PROBLEM DETAILS: Only lines that contain the word "Market" belong in the answer; copy them from the records below.

Extracted records:
....
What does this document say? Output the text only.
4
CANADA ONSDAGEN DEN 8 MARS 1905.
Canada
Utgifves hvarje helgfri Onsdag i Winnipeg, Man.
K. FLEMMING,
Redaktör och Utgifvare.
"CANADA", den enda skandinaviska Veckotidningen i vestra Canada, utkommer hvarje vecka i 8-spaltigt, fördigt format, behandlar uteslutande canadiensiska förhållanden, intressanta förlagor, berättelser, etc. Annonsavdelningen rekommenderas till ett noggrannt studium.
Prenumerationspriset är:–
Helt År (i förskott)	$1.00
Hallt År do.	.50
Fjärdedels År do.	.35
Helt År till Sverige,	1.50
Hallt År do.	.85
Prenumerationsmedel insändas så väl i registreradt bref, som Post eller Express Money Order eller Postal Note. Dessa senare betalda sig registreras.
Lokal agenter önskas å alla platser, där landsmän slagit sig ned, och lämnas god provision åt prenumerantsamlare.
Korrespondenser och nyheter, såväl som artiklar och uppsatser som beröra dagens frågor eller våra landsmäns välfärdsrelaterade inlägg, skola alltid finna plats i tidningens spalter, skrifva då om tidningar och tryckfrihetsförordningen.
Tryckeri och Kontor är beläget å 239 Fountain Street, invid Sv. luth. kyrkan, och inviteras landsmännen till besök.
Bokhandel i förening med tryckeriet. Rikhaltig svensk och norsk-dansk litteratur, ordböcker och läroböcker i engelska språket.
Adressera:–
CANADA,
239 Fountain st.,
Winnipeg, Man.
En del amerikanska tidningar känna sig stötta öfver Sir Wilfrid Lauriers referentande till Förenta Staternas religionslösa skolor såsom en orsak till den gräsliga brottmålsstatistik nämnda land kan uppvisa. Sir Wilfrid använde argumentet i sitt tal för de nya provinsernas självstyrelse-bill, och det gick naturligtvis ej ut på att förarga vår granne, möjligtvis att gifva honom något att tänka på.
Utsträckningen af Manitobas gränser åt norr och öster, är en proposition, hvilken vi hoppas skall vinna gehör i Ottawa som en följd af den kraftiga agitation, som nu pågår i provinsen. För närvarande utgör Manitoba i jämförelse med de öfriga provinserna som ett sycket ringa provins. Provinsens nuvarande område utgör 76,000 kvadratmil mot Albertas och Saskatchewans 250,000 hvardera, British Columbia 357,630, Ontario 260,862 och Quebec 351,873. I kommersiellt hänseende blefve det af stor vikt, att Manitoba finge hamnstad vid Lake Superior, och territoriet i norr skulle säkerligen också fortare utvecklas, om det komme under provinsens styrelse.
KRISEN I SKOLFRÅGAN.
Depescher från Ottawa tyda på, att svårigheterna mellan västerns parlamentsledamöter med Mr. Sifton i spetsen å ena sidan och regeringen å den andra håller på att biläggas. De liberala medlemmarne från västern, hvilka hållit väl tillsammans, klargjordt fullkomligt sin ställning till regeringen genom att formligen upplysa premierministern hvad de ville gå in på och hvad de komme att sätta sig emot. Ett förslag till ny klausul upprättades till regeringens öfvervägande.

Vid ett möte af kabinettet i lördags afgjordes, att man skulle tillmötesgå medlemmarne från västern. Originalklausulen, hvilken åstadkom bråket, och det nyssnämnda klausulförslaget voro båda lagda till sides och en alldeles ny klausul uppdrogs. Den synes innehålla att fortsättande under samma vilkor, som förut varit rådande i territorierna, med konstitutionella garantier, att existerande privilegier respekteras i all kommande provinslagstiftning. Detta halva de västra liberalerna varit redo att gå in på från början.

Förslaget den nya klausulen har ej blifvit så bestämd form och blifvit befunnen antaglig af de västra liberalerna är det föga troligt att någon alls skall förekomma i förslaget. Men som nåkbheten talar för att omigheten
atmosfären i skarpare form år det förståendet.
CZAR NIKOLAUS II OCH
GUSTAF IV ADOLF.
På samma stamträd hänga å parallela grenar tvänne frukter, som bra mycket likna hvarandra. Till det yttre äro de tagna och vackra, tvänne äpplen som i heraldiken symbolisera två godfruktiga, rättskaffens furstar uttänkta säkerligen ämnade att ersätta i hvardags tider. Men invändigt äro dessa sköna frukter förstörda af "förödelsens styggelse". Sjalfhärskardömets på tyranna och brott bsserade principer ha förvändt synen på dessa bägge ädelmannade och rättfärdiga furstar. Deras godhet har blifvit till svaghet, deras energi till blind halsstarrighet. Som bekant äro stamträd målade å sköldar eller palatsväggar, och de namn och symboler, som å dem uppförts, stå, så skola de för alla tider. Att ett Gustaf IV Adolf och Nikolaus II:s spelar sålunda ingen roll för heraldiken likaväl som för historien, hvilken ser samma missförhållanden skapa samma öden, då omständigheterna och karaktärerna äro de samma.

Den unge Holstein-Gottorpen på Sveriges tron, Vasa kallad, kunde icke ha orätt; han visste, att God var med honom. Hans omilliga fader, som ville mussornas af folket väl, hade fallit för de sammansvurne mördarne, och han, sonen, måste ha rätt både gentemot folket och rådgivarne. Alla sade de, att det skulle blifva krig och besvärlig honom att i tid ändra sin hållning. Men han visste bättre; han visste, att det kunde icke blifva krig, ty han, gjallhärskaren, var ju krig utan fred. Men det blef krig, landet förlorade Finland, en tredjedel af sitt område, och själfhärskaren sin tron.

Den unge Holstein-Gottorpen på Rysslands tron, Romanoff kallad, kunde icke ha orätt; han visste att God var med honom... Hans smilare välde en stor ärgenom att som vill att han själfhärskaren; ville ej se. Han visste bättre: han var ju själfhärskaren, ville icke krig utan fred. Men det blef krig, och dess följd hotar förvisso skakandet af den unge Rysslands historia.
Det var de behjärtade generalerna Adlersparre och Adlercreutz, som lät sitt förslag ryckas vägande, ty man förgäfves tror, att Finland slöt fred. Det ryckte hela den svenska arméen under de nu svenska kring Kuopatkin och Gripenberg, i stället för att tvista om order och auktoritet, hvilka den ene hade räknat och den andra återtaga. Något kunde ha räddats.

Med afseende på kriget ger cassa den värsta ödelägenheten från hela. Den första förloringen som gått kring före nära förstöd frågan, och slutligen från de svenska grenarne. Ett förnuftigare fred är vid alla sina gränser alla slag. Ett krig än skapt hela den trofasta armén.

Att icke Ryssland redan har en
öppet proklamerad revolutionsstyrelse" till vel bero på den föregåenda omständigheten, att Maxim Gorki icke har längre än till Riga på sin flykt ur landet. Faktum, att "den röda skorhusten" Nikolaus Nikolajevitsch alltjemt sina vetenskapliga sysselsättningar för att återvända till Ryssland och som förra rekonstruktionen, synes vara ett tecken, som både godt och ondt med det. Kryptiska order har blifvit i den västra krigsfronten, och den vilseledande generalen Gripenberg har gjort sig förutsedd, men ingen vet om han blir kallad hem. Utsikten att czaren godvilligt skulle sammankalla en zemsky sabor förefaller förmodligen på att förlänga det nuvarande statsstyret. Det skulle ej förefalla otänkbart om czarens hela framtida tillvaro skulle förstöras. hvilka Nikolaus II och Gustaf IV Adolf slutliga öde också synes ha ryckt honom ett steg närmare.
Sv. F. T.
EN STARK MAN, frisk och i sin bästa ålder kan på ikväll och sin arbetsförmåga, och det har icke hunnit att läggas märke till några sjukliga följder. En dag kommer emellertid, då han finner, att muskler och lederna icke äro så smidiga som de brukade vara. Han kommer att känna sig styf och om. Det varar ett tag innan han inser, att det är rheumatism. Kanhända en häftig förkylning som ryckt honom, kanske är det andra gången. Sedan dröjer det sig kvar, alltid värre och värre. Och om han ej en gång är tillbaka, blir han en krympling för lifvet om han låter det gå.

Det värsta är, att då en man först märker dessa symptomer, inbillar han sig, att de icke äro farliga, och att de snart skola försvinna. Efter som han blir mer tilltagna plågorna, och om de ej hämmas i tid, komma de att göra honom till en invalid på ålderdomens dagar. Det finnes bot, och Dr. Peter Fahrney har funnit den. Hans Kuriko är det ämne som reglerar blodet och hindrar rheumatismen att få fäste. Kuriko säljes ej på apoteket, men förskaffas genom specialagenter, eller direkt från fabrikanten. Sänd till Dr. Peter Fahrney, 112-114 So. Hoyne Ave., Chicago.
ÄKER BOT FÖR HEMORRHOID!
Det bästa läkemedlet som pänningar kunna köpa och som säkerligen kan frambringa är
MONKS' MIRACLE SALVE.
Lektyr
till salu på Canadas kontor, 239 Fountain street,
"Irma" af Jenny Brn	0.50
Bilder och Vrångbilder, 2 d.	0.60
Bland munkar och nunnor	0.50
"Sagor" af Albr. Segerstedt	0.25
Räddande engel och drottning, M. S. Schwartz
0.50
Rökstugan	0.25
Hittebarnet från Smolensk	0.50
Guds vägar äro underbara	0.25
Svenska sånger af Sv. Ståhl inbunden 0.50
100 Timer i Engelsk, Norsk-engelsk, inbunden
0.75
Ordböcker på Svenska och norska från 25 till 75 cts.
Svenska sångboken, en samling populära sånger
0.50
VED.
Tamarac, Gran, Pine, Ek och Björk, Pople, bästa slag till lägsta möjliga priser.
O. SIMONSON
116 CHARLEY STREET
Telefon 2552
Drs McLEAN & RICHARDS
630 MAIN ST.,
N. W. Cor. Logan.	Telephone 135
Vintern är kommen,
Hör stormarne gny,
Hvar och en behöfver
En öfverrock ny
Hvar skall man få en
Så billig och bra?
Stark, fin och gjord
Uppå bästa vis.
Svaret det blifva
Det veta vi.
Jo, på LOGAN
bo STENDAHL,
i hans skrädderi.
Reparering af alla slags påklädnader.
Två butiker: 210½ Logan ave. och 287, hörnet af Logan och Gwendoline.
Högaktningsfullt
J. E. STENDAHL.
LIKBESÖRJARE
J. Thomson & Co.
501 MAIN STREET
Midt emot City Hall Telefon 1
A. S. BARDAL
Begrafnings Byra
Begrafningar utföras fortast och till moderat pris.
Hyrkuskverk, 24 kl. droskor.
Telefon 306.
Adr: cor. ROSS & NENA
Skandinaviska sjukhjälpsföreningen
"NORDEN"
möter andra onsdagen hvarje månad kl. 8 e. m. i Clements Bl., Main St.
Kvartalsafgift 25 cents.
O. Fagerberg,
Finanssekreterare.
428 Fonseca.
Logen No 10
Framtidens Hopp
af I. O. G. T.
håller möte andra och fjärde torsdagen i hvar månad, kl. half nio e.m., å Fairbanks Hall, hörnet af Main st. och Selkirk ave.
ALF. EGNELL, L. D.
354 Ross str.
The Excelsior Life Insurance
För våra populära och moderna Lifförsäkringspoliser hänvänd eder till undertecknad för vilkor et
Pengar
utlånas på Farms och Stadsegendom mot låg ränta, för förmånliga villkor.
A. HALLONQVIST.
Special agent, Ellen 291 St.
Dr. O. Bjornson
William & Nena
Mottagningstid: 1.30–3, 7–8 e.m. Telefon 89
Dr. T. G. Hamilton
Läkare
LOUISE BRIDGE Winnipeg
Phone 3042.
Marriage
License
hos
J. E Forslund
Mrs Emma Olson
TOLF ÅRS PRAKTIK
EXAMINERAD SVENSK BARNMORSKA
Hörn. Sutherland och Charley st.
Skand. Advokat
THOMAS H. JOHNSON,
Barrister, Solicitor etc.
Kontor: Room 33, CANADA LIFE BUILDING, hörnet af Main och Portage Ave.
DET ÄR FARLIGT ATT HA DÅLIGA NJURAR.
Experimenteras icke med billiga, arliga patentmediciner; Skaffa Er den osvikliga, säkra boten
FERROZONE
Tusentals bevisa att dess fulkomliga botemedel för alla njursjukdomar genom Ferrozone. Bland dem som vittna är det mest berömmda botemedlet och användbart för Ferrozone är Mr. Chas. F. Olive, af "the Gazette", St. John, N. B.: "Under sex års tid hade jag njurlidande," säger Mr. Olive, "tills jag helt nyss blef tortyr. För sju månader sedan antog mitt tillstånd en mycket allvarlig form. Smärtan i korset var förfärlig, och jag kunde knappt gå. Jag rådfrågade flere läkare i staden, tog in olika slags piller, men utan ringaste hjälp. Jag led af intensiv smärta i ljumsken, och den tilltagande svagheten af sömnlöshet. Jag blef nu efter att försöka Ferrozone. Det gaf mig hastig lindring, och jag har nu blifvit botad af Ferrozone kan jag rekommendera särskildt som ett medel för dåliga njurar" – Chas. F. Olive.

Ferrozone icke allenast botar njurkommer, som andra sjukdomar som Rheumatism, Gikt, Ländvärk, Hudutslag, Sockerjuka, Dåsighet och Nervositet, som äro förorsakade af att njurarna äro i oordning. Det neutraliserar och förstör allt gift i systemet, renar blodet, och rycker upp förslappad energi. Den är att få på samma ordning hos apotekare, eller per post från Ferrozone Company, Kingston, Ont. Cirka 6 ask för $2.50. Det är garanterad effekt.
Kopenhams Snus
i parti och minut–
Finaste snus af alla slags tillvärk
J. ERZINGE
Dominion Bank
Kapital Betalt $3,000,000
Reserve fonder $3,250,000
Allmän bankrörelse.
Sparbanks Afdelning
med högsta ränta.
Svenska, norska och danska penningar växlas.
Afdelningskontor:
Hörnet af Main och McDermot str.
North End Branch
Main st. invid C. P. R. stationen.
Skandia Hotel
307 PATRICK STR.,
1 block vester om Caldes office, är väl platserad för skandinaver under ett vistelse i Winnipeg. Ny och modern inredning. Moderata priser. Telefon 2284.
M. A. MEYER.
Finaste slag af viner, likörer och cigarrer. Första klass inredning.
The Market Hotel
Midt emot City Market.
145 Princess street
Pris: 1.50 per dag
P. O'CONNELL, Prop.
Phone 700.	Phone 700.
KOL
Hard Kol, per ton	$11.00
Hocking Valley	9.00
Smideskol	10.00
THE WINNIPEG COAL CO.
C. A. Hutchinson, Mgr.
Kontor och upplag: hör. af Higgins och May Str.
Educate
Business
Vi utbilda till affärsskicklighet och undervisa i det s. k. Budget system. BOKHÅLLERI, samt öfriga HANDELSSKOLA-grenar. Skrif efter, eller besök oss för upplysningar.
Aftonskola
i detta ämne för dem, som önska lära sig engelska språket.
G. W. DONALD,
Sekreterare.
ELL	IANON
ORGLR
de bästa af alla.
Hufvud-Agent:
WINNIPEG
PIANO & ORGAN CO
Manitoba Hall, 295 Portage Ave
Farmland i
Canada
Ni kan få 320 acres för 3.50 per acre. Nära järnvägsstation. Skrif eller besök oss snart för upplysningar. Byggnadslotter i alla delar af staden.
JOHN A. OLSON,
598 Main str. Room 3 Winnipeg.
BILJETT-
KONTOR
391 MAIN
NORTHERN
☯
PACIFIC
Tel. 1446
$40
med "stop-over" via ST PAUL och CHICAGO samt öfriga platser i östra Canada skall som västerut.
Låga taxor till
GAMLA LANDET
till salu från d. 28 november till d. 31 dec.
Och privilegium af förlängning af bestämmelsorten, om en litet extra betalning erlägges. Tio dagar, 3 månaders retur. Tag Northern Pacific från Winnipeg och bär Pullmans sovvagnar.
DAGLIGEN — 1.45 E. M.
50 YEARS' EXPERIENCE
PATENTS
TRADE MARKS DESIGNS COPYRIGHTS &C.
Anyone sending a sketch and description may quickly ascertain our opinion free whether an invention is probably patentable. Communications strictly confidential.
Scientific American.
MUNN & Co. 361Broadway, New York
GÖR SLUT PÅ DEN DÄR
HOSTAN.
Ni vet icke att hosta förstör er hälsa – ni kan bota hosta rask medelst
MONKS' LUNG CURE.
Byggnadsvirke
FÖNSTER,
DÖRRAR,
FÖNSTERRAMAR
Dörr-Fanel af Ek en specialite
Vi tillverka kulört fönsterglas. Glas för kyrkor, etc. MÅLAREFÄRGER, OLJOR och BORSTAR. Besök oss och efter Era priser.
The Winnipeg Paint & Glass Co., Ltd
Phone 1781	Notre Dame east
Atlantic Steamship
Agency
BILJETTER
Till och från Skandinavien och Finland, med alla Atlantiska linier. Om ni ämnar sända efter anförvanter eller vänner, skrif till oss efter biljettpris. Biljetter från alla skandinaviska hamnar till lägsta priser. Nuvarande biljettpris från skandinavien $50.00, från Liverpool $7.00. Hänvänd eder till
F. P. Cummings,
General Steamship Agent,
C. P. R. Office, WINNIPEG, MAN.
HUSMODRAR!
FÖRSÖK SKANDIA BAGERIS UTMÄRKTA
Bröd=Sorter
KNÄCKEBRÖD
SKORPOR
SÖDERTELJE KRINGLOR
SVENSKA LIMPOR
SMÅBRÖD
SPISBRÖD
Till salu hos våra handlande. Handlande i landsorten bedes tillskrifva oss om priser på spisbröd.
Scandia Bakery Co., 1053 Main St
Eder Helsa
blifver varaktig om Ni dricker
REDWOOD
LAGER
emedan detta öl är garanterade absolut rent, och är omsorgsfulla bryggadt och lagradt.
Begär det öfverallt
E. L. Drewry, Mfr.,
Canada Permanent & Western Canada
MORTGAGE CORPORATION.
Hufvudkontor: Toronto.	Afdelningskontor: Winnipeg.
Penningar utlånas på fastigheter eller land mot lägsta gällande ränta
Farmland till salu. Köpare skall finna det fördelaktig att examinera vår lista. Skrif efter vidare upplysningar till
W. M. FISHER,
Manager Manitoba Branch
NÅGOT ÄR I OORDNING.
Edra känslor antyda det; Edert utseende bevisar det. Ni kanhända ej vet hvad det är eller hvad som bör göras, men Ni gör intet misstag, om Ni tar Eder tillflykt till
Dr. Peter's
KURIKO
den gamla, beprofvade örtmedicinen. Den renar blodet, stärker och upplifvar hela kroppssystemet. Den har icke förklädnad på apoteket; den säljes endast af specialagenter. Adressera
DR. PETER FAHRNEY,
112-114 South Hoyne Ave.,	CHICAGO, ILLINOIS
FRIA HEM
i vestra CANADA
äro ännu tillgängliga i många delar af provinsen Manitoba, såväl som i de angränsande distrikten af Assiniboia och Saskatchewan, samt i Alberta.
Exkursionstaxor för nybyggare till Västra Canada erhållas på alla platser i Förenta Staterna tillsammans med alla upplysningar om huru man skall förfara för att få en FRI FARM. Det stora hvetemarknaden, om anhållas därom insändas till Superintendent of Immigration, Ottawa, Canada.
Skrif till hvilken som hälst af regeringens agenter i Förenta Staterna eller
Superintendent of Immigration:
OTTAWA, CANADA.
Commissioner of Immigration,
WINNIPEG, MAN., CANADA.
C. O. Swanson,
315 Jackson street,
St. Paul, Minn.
....
TASK ANSWER:
The Market Hotel
Midt emot City Market.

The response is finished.